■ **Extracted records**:
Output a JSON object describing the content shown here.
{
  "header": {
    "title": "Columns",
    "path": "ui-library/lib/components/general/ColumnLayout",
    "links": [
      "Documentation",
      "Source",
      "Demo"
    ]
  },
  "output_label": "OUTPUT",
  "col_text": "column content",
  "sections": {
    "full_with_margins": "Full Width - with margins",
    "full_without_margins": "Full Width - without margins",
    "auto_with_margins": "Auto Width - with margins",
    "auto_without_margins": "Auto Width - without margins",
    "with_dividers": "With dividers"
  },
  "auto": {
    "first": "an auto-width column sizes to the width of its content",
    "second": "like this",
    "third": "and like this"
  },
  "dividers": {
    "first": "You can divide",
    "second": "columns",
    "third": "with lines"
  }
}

--

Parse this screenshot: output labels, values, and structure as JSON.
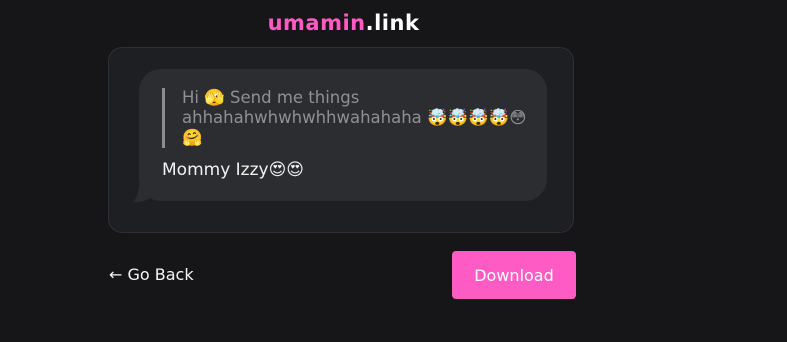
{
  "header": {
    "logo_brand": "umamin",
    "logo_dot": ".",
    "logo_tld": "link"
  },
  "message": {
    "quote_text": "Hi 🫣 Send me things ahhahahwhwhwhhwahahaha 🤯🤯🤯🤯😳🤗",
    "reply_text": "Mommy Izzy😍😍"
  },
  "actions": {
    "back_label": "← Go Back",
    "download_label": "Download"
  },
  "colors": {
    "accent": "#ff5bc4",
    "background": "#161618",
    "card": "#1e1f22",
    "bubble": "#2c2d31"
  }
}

■ **Required work**: Go through the entries above and pull out each line with "this" in it.

■ **Final answer**:
    "second": "like this",
    "third": "and like this"
Parse this screenshot: output labels, values, and structure as JSON.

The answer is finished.